__MATERIAL SHOWN__.
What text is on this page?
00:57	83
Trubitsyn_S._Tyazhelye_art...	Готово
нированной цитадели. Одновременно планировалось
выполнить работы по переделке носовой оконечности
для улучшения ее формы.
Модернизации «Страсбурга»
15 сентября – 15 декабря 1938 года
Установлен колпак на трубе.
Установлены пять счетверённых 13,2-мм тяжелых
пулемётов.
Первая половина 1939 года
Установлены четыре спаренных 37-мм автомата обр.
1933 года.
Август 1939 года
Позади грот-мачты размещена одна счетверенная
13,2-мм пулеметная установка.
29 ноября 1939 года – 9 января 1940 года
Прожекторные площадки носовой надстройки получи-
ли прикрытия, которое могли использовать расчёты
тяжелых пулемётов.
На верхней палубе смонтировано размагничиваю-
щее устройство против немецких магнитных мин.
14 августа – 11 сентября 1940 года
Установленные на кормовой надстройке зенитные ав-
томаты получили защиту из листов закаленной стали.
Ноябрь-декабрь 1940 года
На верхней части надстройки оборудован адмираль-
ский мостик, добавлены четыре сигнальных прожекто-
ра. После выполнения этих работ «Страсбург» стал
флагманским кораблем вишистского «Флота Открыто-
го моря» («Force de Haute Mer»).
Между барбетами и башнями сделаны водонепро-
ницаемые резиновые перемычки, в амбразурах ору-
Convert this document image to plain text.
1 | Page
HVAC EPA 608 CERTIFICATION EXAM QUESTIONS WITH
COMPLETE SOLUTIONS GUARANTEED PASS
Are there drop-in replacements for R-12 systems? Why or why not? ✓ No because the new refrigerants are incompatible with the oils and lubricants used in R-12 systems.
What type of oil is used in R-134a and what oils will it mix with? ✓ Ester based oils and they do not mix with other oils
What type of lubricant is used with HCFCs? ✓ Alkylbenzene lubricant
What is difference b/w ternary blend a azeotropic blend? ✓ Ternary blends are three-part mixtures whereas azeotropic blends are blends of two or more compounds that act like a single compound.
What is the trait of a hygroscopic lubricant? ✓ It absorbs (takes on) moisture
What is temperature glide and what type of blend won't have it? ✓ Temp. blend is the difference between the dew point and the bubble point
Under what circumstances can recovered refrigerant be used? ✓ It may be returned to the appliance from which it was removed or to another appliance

__BRIEF__. Look through the data above. Find each line with the string "тяжелых" and copy it.

__CORRECT ANSWER__.
Установлены пять счетверённых 13,2-мм тяжелых
тяжелых пулемётов.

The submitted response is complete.